INPUT ROWS =
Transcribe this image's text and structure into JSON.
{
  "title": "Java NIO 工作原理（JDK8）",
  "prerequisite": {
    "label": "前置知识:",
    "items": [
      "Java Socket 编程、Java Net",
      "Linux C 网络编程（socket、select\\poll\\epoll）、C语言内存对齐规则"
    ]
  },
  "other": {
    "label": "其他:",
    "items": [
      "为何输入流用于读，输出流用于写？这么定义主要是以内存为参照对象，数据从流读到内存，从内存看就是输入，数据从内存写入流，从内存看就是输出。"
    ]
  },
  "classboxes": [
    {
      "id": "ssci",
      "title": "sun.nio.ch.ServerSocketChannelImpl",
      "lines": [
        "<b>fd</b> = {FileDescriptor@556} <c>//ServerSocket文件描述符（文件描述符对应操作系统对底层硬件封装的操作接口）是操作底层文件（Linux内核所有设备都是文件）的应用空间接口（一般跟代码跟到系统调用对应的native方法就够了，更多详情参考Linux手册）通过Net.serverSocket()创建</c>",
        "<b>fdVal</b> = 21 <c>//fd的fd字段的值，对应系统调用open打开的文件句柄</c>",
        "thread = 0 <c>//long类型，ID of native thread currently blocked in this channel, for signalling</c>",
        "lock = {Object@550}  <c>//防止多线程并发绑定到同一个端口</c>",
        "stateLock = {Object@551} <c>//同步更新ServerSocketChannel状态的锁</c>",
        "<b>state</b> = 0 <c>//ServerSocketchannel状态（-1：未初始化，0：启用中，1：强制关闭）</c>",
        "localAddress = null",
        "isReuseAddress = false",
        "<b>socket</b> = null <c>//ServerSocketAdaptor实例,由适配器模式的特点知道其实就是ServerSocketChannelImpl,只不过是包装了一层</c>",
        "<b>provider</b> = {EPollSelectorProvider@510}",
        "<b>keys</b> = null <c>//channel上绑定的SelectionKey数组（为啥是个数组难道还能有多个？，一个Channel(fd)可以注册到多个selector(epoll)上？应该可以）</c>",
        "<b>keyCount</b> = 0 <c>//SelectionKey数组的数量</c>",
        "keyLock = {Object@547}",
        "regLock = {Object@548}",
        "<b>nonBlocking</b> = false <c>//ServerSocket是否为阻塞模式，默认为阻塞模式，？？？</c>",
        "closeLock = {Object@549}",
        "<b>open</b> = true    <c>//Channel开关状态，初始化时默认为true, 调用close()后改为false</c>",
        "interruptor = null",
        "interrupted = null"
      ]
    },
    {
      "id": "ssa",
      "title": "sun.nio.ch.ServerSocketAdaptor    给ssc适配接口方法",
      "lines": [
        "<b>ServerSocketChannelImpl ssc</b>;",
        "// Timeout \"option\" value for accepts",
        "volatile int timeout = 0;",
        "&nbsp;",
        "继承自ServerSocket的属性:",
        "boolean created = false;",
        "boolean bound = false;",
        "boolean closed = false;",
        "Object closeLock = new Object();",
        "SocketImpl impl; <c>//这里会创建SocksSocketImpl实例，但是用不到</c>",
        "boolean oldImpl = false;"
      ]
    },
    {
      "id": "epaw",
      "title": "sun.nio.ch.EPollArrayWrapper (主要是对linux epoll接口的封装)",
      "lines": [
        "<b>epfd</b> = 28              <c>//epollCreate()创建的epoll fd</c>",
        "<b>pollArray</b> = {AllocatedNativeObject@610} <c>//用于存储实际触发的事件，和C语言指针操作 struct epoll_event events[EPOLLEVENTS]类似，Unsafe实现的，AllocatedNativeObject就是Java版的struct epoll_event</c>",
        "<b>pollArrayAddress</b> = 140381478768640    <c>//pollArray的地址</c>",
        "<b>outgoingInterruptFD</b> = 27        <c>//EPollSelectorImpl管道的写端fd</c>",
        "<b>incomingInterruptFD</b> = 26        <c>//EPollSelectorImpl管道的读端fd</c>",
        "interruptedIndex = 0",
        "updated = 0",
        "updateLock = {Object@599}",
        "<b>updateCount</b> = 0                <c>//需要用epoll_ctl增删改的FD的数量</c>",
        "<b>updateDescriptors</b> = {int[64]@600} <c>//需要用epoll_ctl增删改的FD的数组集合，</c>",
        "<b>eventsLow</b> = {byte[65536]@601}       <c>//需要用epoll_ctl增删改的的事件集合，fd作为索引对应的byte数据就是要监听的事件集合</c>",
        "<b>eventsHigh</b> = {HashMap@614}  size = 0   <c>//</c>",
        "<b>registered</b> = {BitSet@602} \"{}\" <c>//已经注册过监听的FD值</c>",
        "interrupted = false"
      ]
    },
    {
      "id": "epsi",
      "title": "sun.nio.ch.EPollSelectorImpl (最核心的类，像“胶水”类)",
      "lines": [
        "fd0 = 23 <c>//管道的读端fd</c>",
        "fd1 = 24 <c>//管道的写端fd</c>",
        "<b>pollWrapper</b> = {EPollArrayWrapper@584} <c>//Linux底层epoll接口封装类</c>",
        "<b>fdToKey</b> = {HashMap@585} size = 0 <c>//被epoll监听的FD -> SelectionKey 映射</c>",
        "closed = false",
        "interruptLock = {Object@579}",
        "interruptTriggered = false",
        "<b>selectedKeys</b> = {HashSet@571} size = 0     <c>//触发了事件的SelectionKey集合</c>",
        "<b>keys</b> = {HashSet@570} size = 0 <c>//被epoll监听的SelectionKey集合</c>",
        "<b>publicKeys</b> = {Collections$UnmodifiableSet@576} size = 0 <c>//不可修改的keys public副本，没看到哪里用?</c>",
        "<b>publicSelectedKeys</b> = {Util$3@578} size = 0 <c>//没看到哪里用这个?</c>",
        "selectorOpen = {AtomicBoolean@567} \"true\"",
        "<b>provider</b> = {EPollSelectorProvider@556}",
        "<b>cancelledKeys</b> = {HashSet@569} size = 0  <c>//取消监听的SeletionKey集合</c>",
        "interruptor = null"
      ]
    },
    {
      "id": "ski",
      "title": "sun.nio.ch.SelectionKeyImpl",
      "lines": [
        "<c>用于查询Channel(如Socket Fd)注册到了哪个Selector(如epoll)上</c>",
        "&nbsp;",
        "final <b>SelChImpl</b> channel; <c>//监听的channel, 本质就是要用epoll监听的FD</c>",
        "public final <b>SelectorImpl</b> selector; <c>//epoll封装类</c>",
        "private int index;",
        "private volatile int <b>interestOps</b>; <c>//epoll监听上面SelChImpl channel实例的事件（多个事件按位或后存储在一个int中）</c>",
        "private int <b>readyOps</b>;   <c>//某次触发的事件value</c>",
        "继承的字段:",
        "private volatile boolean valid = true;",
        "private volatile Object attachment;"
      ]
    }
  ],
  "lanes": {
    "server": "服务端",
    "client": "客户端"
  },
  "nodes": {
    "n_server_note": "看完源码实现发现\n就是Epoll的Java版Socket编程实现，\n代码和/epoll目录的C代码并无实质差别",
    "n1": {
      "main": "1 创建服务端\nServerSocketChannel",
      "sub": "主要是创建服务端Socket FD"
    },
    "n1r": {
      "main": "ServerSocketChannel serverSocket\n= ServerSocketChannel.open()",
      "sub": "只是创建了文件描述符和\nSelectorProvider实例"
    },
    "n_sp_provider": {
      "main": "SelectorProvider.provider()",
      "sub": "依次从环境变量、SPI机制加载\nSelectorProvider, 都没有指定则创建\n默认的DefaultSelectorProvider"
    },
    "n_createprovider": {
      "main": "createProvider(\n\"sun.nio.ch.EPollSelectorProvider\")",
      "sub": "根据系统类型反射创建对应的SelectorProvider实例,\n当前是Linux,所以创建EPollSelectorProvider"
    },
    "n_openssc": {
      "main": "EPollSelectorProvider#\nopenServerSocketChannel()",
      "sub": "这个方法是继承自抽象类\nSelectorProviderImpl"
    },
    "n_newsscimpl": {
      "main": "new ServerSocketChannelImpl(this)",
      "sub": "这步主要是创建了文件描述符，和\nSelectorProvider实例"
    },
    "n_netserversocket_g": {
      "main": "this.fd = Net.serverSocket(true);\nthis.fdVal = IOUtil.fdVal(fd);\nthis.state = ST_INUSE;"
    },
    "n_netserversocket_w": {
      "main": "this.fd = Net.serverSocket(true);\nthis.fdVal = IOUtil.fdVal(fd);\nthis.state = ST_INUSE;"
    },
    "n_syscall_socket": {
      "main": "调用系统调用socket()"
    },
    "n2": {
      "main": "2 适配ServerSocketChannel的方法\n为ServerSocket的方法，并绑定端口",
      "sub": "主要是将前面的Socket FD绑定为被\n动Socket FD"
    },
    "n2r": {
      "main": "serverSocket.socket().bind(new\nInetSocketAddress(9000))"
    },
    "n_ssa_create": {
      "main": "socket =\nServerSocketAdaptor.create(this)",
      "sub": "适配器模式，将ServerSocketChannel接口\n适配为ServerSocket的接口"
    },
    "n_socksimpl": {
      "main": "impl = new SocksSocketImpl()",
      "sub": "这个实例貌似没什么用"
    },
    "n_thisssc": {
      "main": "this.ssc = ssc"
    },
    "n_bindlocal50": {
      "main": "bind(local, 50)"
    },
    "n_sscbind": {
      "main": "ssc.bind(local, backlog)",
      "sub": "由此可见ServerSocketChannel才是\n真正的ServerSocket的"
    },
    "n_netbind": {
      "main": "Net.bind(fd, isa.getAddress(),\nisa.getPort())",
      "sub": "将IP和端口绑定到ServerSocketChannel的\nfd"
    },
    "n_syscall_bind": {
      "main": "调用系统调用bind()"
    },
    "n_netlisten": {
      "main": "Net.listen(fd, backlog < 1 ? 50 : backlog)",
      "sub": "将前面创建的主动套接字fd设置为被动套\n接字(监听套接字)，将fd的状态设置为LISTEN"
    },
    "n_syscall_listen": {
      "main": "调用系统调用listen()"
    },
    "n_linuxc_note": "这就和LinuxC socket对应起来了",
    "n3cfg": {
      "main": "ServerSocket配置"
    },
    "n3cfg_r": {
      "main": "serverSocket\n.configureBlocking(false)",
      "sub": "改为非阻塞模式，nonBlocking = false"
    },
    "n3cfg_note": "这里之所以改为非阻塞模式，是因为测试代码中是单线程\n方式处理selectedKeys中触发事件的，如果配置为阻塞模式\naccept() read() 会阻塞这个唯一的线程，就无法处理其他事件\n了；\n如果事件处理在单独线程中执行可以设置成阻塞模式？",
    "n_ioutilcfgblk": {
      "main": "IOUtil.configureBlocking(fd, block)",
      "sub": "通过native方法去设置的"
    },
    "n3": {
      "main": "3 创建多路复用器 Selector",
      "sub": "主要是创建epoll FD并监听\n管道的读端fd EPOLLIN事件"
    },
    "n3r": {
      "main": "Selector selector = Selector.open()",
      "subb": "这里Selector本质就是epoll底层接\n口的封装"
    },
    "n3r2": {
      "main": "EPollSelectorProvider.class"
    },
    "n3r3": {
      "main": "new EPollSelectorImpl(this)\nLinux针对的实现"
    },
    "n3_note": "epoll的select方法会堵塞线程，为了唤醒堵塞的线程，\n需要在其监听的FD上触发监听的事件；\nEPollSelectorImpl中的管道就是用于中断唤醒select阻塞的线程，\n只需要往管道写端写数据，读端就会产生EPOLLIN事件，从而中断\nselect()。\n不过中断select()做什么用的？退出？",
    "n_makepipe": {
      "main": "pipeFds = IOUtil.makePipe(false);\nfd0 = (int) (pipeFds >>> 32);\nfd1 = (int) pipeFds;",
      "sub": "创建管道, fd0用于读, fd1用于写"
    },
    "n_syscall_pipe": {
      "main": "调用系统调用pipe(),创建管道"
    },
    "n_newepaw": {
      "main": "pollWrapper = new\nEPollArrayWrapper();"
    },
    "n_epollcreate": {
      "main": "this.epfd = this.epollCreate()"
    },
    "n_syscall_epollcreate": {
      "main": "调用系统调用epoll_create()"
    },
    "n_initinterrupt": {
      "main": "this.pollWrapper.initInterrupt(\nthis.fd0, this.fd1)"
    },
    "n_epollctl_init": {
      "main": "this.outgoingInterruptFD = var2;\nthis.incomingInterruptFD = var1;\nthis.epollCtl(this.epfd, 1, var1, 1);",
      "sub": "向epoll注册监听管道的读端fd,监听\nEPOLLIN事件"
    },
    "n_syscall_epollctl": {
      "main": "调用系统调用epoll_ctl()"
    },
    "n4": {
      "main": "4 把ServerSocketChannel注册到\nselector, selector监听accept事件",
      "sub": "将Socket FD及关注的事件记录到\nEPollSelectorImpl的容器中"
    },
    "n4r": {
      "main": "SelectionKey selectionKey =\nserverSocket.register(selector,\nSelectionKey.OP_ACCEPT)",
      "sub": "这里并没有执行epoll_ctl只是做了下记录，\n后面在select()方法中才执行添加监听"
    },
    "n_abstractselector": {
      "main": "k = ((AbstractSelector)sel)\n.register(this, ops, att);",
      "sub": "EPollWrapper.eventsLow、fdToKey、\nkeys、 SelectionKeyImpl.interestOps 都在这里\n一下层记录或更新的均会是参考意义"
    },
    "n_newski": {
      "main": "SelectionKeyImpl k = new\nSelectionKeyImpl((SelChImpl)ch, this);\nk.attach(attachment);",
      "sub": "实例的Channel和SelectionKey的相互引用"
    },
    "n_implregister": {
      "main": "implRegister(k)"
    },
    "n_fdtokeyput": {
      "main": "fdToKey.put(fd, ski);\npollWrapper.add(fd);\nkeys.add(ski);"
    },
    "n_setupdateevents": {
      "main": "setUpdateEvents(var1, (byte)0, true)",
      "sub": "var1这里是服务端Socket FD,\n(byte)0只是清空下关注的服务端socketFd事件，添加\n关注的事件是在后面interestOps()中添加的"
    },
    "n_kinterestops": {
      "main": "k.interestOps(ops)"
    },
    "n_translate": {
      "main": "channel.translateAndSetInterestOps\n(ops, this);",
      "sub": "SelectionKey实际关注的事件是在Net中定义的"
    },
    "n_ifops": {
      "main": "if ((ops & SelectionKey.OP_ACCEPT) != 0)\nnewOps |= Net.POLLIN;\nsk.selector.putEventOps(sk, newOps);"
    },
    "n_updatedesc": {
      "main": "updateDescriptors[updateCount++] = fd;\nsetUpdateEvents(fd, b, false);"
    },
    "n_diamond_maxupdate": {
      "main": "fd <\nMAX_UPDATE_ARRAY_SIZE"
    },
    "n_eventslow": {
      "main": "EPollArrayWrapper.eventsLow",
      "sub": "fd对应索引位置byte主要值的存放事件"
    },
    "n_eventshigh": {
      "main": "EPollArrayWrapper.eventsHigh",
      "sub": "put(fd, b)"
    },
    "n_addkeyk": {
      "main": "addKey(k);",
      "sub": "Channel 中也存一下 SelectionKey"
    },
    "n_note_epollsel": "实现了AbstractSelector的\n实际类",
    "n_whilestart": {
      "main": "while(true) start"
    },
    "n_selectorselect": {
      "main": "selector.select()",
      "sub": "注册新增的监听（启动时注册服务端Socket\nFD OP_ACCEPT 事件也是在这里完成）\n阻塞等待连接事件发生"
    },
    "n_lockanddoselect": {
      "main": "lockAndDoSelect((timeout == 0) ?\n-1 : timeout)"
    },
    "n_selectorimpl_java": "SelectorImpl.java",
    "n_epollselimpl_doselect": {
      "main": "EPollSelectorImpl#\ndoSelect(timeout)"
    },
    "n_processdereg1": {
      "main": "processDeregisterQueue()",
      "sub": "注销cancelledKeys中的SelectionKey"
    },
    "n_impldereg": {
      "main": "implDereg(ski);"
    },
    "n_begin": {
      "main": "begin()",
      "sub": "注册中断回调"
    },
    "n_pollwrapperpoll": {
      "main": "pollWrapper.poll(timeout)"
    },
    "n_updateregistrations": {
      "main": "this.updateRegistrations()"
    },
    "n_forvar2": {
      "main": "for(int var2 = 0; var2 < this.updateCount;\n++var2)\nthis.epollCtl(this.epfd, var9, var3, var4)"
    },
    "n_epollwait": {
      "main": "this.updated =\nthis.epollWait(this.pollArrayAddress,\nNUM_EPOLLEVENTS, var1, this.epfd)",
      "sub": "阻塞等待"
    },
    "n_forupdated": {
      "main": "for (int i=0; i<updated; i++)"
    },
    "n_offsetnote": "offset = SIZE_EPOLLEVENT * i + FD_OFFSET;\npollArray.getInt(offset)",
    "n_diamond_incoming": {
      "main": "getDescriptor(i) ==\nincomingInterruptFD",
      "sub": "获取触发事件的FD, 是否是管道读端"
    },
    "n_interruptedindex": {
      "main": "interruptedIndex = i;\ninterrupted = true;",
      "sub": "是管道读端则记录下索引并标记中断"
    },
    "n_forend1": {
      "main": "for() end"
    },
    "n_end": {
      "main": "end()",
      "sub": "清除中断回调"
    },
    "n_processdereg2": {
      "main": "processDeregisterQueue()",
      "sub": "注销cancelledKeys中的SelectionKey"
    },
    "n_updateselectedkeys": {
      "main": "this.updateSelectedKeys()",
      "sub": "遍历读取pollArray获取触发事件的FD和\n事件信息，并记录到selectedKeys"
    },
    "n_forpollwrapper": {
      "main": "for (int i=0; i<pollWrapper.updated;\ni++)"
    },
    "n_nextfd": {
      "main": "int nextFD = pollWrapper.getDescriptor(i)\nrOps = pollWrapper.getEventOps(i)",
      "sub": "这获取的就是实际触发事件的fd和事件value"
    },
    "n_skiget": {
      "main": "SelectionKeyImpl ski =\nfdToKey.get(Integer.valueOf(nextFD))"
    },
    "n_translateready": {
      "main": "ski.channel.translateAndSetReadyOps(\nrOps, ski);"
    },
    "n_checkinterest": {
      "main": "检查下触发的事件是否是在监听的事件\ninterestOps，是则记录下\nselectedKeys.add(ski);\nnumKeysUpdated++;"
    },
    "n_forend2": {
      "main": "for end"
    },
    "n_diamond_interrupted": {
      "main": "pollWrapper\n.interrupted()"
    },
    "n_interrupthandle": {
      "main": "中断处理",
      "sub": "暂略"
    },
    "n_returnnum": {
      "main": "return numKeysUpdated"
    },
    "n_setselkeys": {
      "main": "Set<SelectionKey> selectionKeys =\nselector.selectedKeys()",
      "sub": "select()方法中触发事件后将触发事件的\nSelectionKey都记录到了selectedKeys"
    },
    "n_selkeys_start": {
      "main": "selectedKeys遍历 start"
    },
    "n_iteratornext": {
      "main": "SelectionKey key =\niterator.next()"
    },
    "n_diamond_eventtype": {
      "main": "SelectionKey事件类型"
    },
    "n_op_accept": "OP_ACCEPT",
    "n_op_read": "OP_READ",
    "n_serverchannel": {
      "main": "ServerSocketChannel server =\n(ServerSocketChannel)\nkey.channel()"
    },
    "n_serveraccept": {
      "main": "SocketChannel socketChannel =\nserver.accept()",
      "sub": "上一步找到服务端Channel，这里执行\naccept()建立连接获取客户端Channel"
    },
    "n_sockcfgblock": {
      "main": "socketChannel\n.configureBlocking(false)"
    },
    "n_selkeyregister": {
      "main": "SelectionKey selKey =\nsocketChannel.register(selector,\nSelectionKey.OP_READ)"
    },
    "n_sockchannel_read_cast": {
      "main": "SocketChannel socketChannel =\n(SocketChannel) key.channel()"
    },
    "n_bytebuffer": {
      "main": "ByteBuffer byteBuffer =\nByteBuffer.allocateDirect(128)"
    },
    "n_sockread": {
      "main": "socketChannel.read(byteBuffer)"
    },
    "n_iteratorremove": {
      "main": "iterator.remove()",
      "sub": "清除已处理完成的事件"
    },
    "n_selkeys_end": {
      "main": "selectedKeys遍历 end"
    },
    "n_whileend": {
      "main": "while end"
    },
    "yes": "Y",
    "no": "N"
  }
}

WORK REQUIRED = Which lines above contain the word "selectedKeys遍历"? Copy each of them.

SOLUTION TO THE PROBLEM =
      "main": "selectedKeys遍历 start"
      "main": "selectedKeys遍历 end"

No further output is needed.